## Consigne 1:
Répondez aux questions suivantes sur le texte consacré à Marbot-Bata :
(a) En quelle année la manufacture entre-t-elle dans le groupe Bata ?
(b) Combien de paires de chaussures Marbot-Bata produit-elle par an au début des années 2000 ?
(c) En quelle année l'entreprise ferme-t-elle ses portes, et combien de personnes se retrouvent alors sans emploi ?

------------

Trouver chaussure à son pied

En 2008, l'ignoble Sarkozy a traversé la rue pour aller de la place Beauvau au Palais de l'Elysée. Pendant ce temps, à l'ouest de Périgueux, en Dordogne, une entreprise est en train de vivre ses derniers jours. Cette manufacture de chaussures date du 19e siècle. En 1939, elle entre dans le groupe Bata. Cette fabrique de chaussures s'appelle Marbot-Bata et elle va équiper l'armée, les pompiers, la police et quelques autres administrations durant plus d'un demi siècle. Alors que le gesticulant président affirme la nécessité de préserver l'industrie française, il va permettre la mort de Marbot-Bata pour des raisons économiques.
En ces premières années des années 2000, Marbot-Bata produit quelque chose comme 300000 paires de chaussures par an et donne du travail à une petite centaine d'ouvriers. Un nouvel appel d'offre de notre armée française va permettre au principal concurrent français de Marbot-Bata d'avancer un pion et de faire un coup bas. Cette entreprise délocalise depuis quelque temps une partie de sa production en Tunisie et cela lui permet, on l'aura compris, de répondre à l'appel d'offre en proposant des prix plus avantageux.
Chez Marbot-Bata, dans la vallée de l'Isle, on se prépare au dépôt de bilan[1]. Les politiques, le préfet de l'époque sont alertés mais ça n'y fera rien, le couperet tombe, l'entreprise fermera ses portes en 2010, laissant quelque 73 personnes sans emploi. Oh ! Bien sûr ! L'État est là pour s'occuper d'elles ! Il va y avoir des propositions de formation, de reformation, de déformation. Et puis, finalement, peu ont pu se reclasser, beaucoup ont découvert les joies immenses des discussions constructives avec un conseiller Pôle Emploi débordé.

------------

## Consigne 2:
Rendez sous forme de liste JSON de chaînes le passage de la liste allant de son début jusqu'à la ligne contenant "marker-label-cases-2012: 48,277 cases", celle-ci comprise. Mettez une chaîne par ligne et omettez les lignes vides.

## Données d'entrée:

------------

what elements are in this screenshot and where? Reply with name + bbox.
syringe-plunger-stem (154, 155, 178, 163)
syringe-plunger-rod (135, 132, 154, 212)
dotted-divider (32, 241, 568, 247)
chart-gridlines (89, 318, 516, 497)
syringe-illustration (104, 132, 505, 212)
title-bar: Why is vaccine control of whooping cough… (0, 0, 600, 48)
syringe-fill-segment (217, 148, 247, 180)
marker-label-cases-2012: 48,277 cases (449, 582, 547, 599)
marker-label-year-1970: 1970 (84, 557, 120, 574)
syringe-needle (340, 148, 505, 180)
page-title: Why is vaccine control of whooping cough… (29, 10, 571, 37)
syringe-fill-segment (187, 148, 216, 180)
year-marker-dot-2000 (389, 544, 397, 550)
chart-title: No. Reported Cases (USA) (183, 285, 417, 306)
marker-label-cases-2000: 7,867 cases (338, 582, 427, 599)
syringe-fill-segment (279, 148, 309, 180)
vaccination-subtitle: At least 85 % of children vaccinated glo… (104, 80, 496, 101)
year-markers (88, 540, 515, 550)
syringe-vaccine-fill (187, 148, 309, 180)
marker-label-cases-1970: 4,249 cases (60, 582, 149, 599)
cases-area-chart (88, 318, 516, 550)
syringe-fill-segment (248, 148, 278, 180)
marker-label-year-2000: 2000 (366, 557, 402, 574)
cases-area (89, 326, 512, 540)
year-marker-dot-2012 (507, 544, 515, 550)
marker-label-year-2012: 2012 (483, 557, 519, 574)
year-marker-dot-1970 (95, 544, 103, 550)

------------

## Réponse 1:
(a) En 1939.
(b) Quelque 300000 paires par an.
(c) En 2010, et quelque 73 personnes se retrouvent sans emploi.

## Réponse 2:
[
  "what elements are in this screenshot and where? Reply with name + bbox.",
  "syringe-plunger-stem (154, 155, 178, 163)",
  "syringe-plunger-rod (135, 132, 154, 212)",
  "dotted-divider (32, 241, 568, 247)",
  "chart-gridlines (89, 318, 516, 497)",
  "syringe-illustration (104, 132, 505, 212)",
  "title-bar: Why is vaccine control of whooping cough… (0, 0, 600, 48)",
  "syringe-fill-segment (217, 148, 247, 180)",
  "marker-label-cases-2012: 48,277 cases (449, 582, 547, 599)"
]